• WRITTEN EXERCISE
Extract the complete listing and output it unchanged.

----

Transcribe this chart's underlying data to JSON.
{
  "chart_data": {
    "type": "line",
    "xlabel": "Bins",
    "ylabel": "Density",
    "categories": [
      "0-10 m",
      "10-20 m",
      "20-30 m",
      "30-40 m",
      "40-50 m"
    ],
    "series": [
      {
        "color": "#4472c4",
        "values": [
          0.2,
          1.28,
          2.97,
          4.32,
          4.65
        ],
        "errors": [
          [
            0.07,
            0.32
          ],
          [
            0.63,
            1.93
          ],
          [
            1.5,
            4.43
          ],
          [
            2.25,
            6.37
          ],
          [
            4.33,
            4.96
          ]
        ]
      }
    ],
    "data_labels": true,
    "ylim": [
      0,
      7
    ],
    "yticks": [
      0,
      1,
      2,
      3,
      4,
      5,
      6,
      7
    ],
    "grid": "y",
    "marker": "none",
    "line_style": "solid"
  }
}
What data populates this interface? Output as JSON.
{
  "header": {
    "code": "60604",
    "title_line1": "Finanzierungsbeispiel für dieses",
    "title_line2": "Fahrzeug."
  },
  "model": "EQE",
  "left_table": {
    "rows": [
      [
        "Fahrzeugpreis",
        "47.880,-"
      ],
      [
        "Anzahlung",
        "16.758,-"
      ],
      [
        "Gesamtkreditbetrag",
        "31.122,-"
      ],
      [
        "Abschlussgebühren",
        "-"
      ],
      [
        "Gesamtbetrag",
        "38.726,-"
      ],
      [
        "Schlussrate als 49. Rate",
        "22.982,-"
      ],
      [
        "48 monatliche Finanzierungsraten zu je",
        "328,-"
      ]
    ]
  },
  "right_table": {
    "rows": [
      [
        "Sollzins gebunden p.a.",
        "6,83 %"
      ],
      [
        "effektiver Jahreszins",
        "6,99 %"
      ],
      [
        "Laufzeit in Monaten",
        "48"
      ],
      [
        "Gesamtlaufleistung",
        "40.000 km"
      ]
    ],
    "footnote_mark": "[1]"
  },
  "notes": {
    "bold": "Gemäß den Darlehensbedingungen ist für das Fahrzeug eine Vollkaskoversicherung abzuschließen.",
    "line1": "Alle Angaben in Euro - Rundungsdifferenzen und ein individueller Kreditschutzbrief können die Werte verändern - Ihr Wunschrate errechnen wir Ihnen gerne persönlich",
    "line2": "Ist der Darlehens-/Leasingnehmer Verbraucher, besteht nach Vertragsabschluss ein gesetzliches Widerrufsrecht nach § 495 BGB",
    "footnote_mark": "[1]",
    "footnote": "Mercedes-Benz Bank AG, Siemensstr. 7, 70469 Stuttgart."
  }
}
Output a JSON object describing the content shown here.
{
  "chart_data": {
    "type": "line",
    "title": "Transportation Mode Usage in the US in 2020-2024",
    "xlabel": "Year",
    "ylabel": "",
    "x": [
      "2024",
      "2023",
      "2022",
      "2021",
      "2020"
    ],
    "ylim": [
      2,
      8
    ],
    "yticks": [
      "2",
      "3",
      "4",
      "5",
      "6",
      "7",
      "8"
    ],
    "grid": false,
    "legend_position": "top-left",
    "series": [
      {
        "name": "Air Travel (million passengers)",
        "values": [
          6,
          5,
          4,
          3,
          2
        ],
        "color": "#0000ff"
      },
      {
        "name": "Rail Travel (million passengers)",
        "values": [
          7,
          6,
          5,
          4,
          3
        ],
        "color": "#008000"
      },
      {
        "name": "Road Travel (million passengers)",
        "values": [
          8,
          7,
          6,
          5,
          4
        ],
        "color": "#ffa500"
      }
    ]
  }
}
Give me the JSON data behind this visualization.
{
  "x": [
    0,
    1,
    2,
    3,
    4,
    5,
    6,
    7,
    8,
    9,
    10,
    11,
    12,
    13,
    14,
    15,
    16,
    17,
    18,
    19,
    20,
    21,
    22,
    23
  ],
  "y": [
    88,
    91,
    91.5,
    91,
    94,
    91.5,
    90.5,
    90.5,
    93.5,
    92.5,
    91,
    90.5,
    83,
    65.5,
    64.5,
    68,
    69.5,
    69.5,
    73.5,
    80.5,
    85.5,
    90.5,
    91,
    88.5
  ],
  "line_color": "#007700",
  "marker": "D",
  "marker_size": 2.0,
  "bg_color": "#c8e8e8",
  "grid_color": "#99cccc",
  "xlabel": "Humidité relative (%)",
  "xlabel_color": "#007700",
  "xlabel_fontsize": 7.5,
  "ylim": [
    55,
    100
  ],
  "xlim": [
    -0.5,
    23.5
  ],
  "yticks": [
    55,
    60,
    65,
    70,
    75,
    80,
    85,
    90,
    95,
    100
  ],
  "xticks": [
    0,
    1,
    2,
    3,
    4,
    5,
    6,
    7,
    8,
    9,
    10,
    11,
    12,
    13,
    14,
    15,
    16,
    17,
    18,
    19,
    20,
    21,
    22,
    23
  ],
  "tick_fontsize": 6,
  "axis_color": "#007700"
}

----

• COMPLETE OUTPUT
Transcribe this chart's underlying data to JSON.
{
  "chart_data": {
    "type": "line",
    "xlabel": "Bins",
    "ylabel": "Density",
    "categories": [
      "0-10 m",
      "10-20 m",
      "20-30 m",
      "30-40 m",
      "40-50 m"
    ],
    "series": [
      {
        "color": "#4472c4",
        "values": [
          0.2,
          1.28,
          2.97,
          4.32,
          4.65
        ],
        "errors": [
          [
            0.07,
            0.32
          ],
          [
            0.63,
            1.93
          ],
          [
            1.5,
            4.43
          ],
          [
            2.25,
            6.37
          ],
          [
            4.33,
            4.96
          ]
        ]
      }
    ],
    "data_labels": true,
    "ylim": [
      0,
      7
    ],
    "yticks": [
      0,
      1,
      2,
      3,
      4,
      5,
      6,
      7
    ],
    "grid": "y",
    "marker": "none",
    "line_style": "solid"
  }
}
What data populates this interface? Output as JSON.
{
  "header": {
    "code": "60604",
    "title_line1": "Finanzierungsbeispiel für dieses",
    "title_line2": "Fahrzeug."
  },
  "model": "EQE",
  "left_table": {
    "rows": [
      [
        "Fahrzeugpreis",
        "47.880,-"
      ],
      [
        "Anzahlung",
        "16.758,-"
      ],
      [
        "Gesamtkreditbetrag",
        "31.122,-"
      ],
      [
        "Abschlussgebühren",
        "-"
      ],
      [
        "Gesamtbetrag",
        "38.726,-"
      ],
      [
        "Schlussrate als 49. Rate",
        "22.982,-"
      ],
      [
        "48 monatliche Finanzierungsraten zu je",
        "328,-"
      ]
    ]
  },
  "right_table": {
    "rows": [
      [
        "Sollzins gebunden p.a.",
        "6,83 %"
      ],
      [
        "effektiver Jahreszins",
        "6,99 %"
      ],
      [
        "Laufzeit in Monaten",
        "48"
      ],
      [
        "Gesamtlaufleistung",
        "40.000 km"
      ]
    ],
    "footnote_mark": "[1]"
  },
  "notes": {
    "bold": "Gemäß den Darlehensbedingungen ist für das Fahrzeug eine Vollkaskoversicherung abzuschließen.",
    "line1": "Alle Angaben in Euro - Rundungsdifferenzen und ein individueller Kreditschutzbrief können die Werte verändern - Ihr Wunschrate errechnen wir Ihnen gerne persönlich",
    "line2": "Ist der Darlehens-/Leasingnehmer Verbraucher, besteht nach Vertragsabschluss ein gesetzliches Widerrufsrecht nach § 495 BGB",
    "footnote_mark": "[1]",
    "footnote": "Mercedes-Benz Bank AG, Siemensstr. 7, 70469 Stuttgart."
  }
}
Output a JSON object describing the content shown here.
{
  "chart_data": {
    "type": "line",
    "title": "Transportation Mode Usage in the US in 2020-2024",
    "xlabel": "Year",
    "ylabel": "",
    "x": [
      "2024",
      "2023",
      "2022",
      "2021",
      "2020"
    ],
    "ylim": [
      2,
      8
    ],
    "yticks": [
      "2",
      "3",
      "4",
      "5",
      "6",
      "7",
      "8"
    ],
    "grid": false,
    "legend_position": "top-left",
    "series": [
      {
        "name": "Air Travel (million passengers)",
        "values": [
          6,
          5,
          4,
          3,
          2
        ],
        "color": "#0000ff"
      },
      {
        "name": "Rail Travel (million passengers)",
        "values": [
          7,
          6,
          5,
          4,
          3
        ],
        "color": "#008000"
      },
      {
        "name": "Road Travel (million passengers)",
        "values": [
          8,
          7,
          6,
          5,
          4
        ],
        "color": "#ffa500"
      }
    ]
  }
}
Give me the JSON data behind this visualization.
{
  "x": [
    0,
    1,
    2,
    3,
    4,
    5,
    6,
    7,
    8,
    9,
    10,
    11,
    12,
    13,
    14,
    15,
    16,
    17,
    18,
    19,
    20,
    21,
    22,
    23
  ],
  "y": [
    88,
    91,
    91.5,
    91,
    94,
    91.5,
    90.5,
    90.5,
    93.5,
    92.5,
    91,
    90.5,
    83,
    65.5,
    64.5,
    68,
    69.5,
    69.5,
    73.5,
    80.5,
    85.5,
    90.5,
    91,
    88.5
  ],
  "line_color": "#007700",
  "marker": "D",
  "marker_size": 2.0,
  "bg_color": "#c8e8e8",
  "grid_color": "#99cccc",
  "xlabel": "Humidité relative (%)",
  "xlabel_color": "#007700",
  "xlabel_fontsize": 7.5,
  "ylim": [
    55,
    100
  ],
  "xlim": [
    -0.5,
    23.5
  ],
  "yticks": [
    55,
    60,
    65,
    70,
    75,
    80,
    85,
    90,
    95,
    100
  ],
  "xticks": [
    0,
    1,
    2,
    3,
    4,
    5,
    6,
    7,
    8,
    9,
    10,
    11,
    12,
    13,
    14,
    15,
    16,
    17,
    18,
    19,
    20,
    21,
    22,
    23
  ],
  "tick_fontsize": 6,
  "axis_color": "#007700"
}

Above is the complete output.